>> Start
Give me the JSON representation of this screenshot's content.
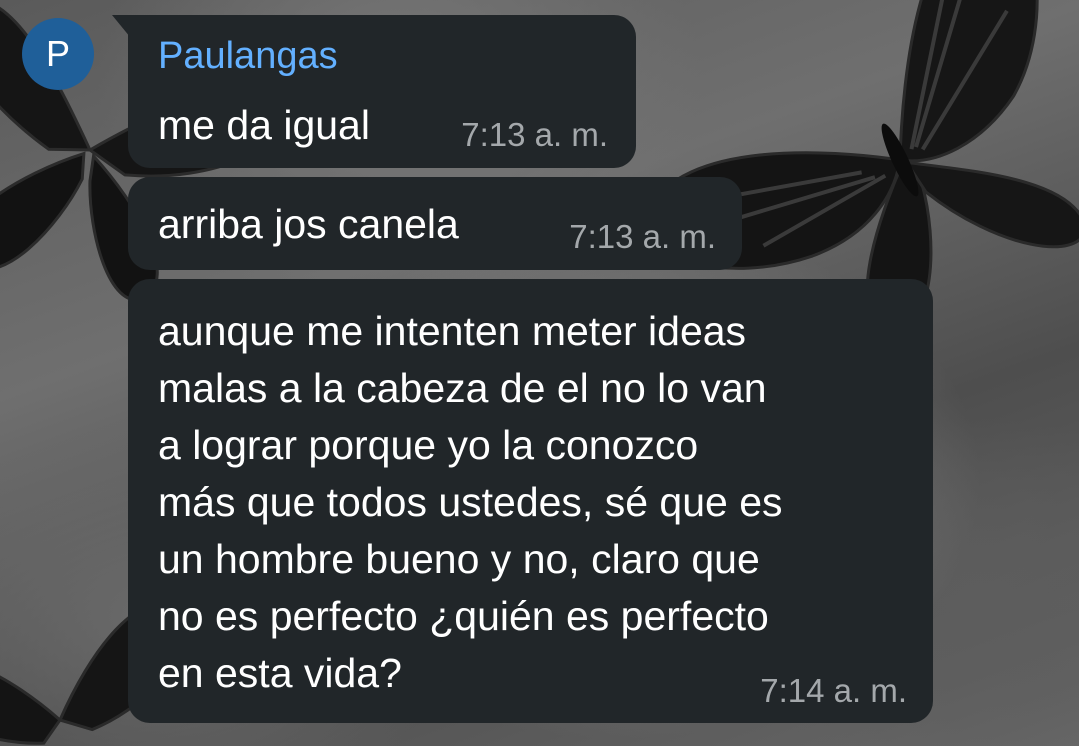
{
  "avatar": {
    "initial": "P",
    "color": "#1f5f99"
  },
  "messages": [
    {
      "sender": "Paulangas",
      "text": "me da igual",
      "time": "7:13 a. m."
    },
    {
      "text": "arriba jos canela",
      "time": "7:13 a. m."
    },
    {
      "text": "aunque me intenten meter ideas\nmalas a la cabeza de el no lo van\na lograr porque yo la conozco\nmás que todos ustedes, sé que es\nun hombre bueno y no, claro que\nno es perfecto ¿quién es perfecto\nen esta vida?",
      "time": "7:14 a. m."
    }
  ],
  "colors": {
    "bubble": "#212629",
    "sender_name": "#63b0ff",
    "timestamp": "#a4a8ab",
    "text": "#ffffff"
  },
  "wallpaper": {
    "icons": [
      "butterfly-icon",
      "butterfly-icon",
      "butterfly-icon"
    ]
  }
}
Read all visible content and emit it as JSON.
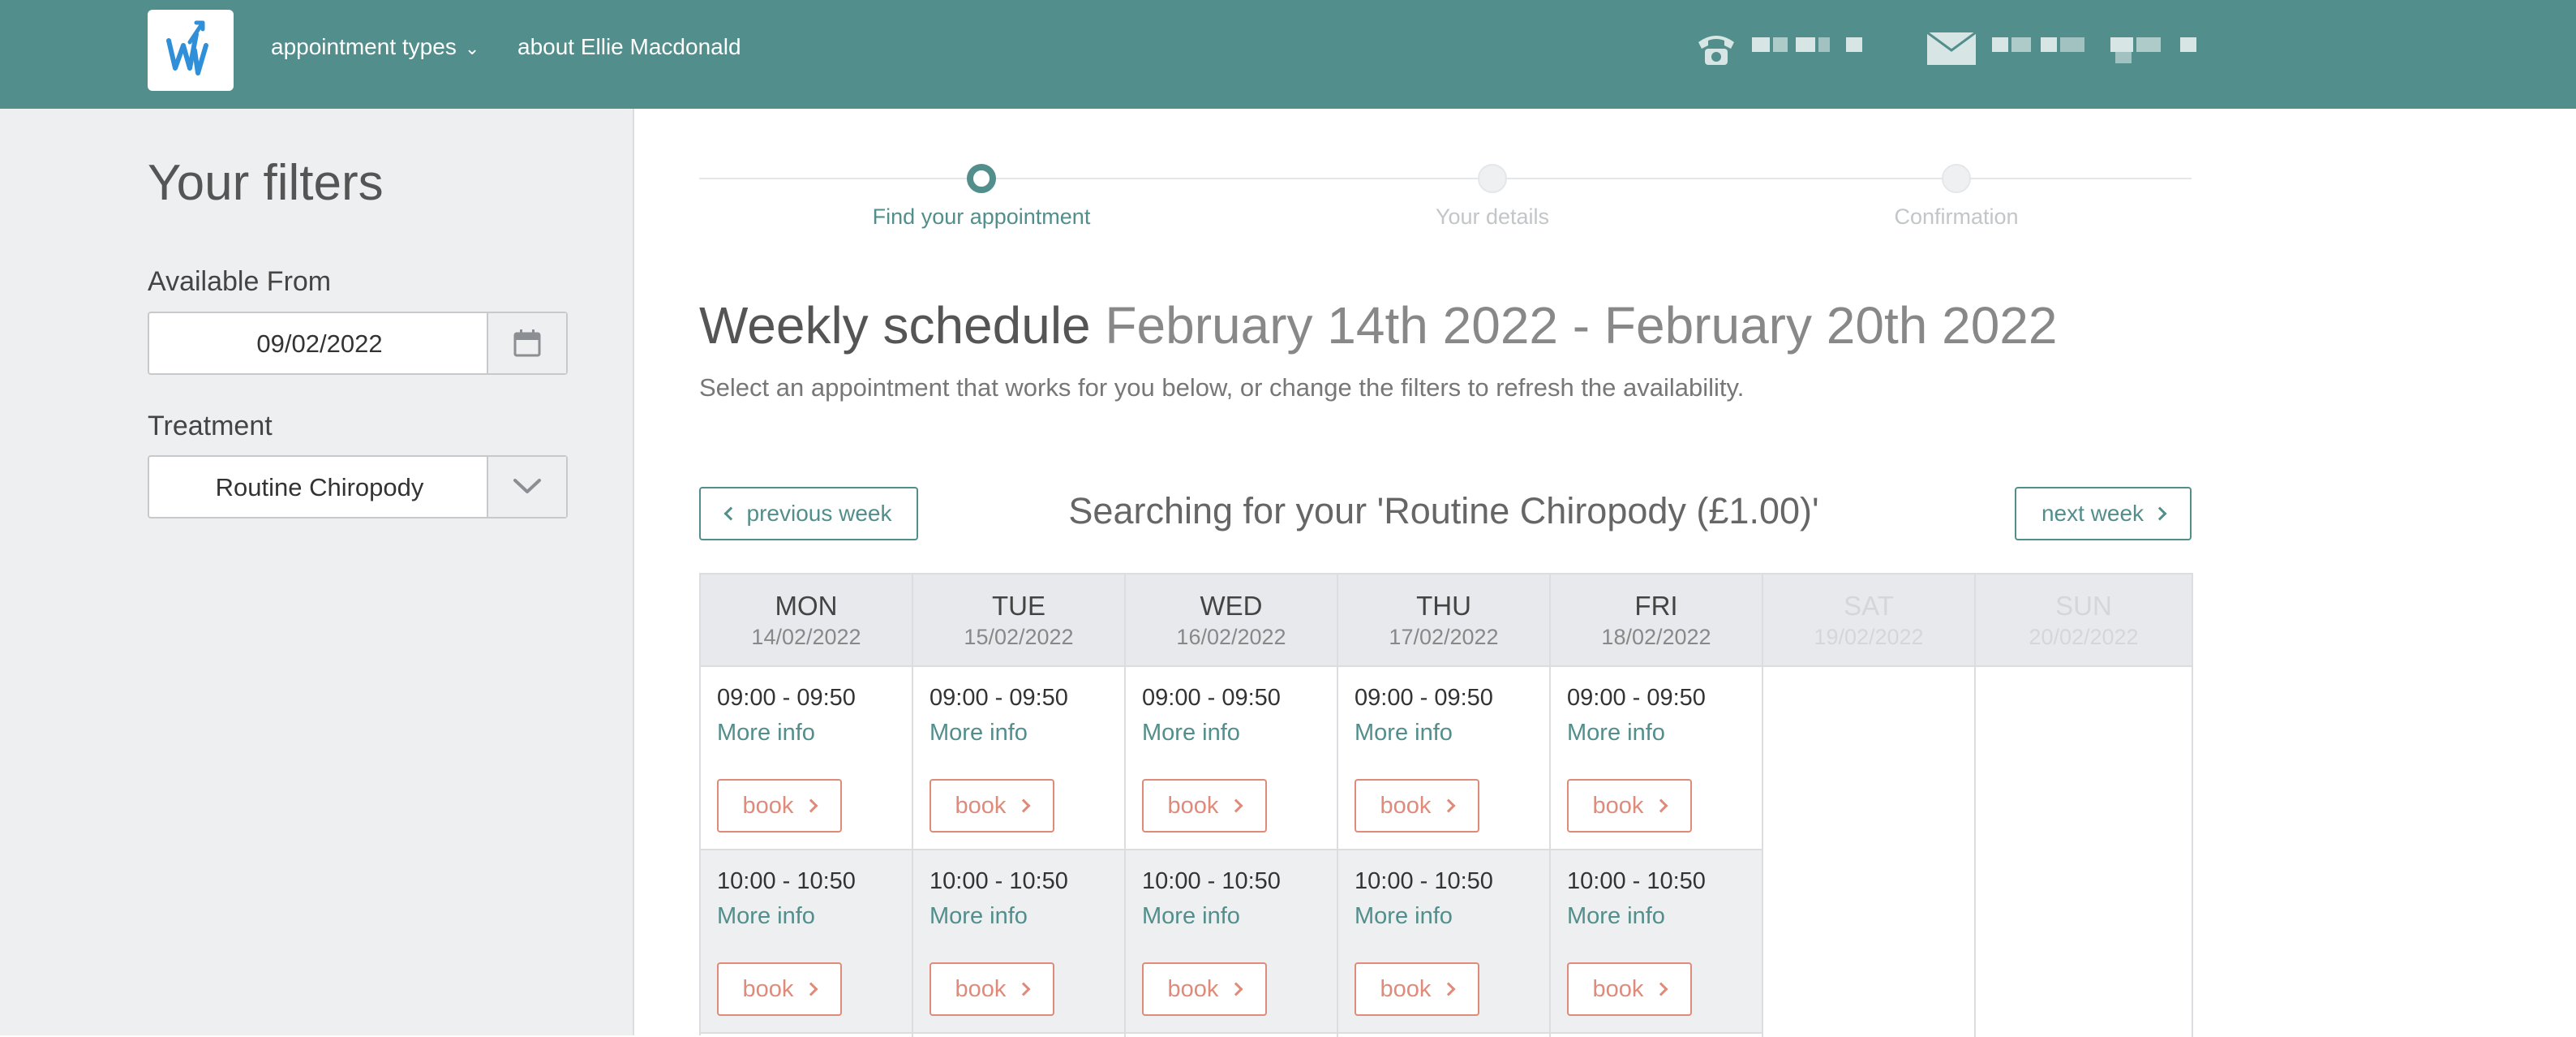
{
  "header": {
    "nav_types": "appointment types",
    "nav_about": "about Ellie Macdonald"
  },
  "filters": {
    "title": "Your filters",
    "available_from_label": "Available From",
    "available_from_value": "09/02/2022",
    "treatment_label": "Treatment",
    "treatment_value": "Routine Chiropody"
  },
  "steps": [
    "Find your appointment",
    "Your details",
    "Confirmation"
  ],
  "schedule": {
    "title": "Weekly schedule",
    "range": "February 14th 2022 - February 20th 2022",
    "subtitle": "Select an appointment that works for you below, or change the filters to refresh the availability.",
    "prev_label": "previous week",
    "next_label": "next week",
    "searching": "Searching for your 'Routine Chiropody (£1.00)'"
  },
  "days": [
    {
      "day": "MON",
      "date": "14/02/2022",
      "slots": [
        {
          "time": "09:00 - 09:50",
          "info": "More info",
          "book": "book"
        },
        {
          "time": "10:00 - 10:50",
          "info": "More info",
          "book": "book"
        }
      ]
    },
    {
      "day": "TUE",
      "date": "15/02/2022",
      "slots": [
        {
          "time": "09:00 - 09:50",
          "info": "More info",
          "book": "book"
        },
        {
          "time": "10:00 - 10:50",
          "info": "More info",
          "book": "book"
        }
      ]
    },
    {
      "day": "WED",
      "date": "16/02/2022",
      "slots": [
        {
          "time": "09:00 - 09:50",
          "info": "More info",
          "book": "book"
        },
        {
          "time": "10:00 - 10:50",
          "info": "More info",
          "book": "book"
        }
      ]
    },
    {
      "day": "THU",
      "date": "17/02/2022",
      "slots": [
        {
          "time": "09:00 - 09:50",
          "info": "More info",
          "book": "book"
        },
        {
          "time": "10:00 - 10:50",
          "info": "More info",
          "book": "book"
        }
      ]
    },
    {
      "day": "FRI",
      "date": "18/02/2022",
      "slots": [
        {
          "time": "09:00 - 09:50",
          "info": "More info",
          "book": "book"
        },
        {
          "time": "10:00 - 10:50",
          "info": "More info",
          "book": "book"
        }
      ]
    },
    {
      "day": "SAT",
      "date": "19/02/2022",
      "slots": []
    },
    {
      "day": "SUN",
      "date": "20/02/2022",
      "slots": []
    }
  ],
  "colors": {
    "brand_teal": "#528e8b",
    "book_accent": "#e08a79",
    "sidebar_bg": "#eeeff1"
  },
  "icons": [
    "logo",
    "chevron-down-icon",
    "phone-icon",
    "mail-icon",
    "calendar-icon",
    "chevron-left-icon",
    "chevron-right-icon"
  ]
}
>> End
SHORT EXERCISE
Nothing in the entries above should change when they are printed again, except that the pictures are dropped.

WRITTEN ANSWER
Give me the JSON representation of this screenshot's content.
{
  "avatar": {
    "initial": "P",
    "color": "#1f5f99"
  },
  "messages": [
    {
      "sender": "Paulangas",
      "text": "me da igual",
      "time": "7:13 a. m."
    },
    {
      "text": "arriba jos canela",
      "time": "7:13 a. m."
    },
    {
      "text": "aunque me intenten meter ideas\nmalas a la cabeza de el no lo van\na lograr porque yo la conozco\nmás que todos ustedes, sé que es\nun hombre bueno y no, claro que\nno es perfecto ¿quién es perfecto\nen esta vida?",
      "time": "7:14 a. m."
    }
  ],
  "colors": {
    "bubble": "#212629",
    "sender_name": "#63b0ff",
    "timestamp": "#a4a8ab",
    "text": "#ffffff"
  },
  "wallpaper": {
    "icons": [
      "butterfly-icon",
      "butterfly-icon",
      "butterfly-icon"
    ]
  }
}
Read all visible content and emit it as JSON.
{
  "header": {
    "nav_types": "appointment types",
    "nav_about": "about Ellie Macdonald"
  },
  "filters": {
    "title": "Your filters",
    "available_from_label": "Available From",
    "available_from_value": "09/02/2022",
    "treatment_label": "Treatment",
    "treatment_value": "Routine Chiropody"
  },
  "steps": [
    "Find your appointment",
    "Your details",
    "Confirmation"
  ],
  "schedule": {
    "title": "Weekly schedule",
    "range": "February 14th 2022 - February 20th 2022",
    "subtitle": "Select an appointment that works for you below, or change the filters to refresh the availability.",
    "prev_label": "previous week",
    "next_label": "next week",
    "searching": "Searching for your 'Routine Chiropody (£1.00)'"
  },
  "days": [
    {
      "day": "MON",
      "date": "14/02/2022",
      "slots": [
        {
          "time": "09:00 - 09:50",
          "info": "More info",
          "book": "book"
        },
        {
          "time": "10:00 - 10:50",
          "info": "More info",
          "book": "book"
        }
      ]
    },
    {
      "day": "TUE",
      "date": "15/02/2022",
      "slots": [
        {
          "time": "09:00 - 09:50",
          "info": "More info",
          "book": "book"
        },
        {
          "time": "10:00 - 10:50",
          "info": "More info",
          "book": "book"
        }
      ]
    },
    {
      "day": "WED",
      "date": "16/02/2022",
      "slots": [
        {
          "time": "09:00 - 09:50",
          "info": "More info",
          "book": "book"
        },
        {
          "time": "10:00 - 10:50",
          "info": "More info",
          "book": "book"
        }
      ]
    },
    {
      "day": "THU",
      "date": "17/02/2022",
      "slots": [
        {
          "time": "09:00 - 09:50",
          "info": "More info",
          "book": "book"
        },
        {
          "time": "10:00 - 10:50",
          "info": "More info",
          "book": "book"
        }
      ]
    },
    {
      "day": "FRI",
      "date": "18/02/2022",
      "slots": [
        {
          "time": "09:00 - 09:50",
          "info": "More info",
          "book": "book"
        },
        {
          "time": "10:00 - 10:50",
          "info": "More info",
          "book": "book"
        }
      ]
    },
    {
      "day": "SAT",
      "date": "19/02/2022",
      "slots": []
    },
    {
      "day": "SUN",
      "date": "20/02/2022",
      "slots": []
    }
  ],
  "colors": {
    "brand_teal": "#528e8b",
    "book_accent": "#e08a79",
    "sidebar_bg": "#eeeff1"
  },
  "icons": [
    "logo",
    "chevron-down-icon",
    "phone-icon",
    "mail-icon",
    "calendar-icon",
    "chevron-left-icon",
    "chevron-right-icon"
  ]
}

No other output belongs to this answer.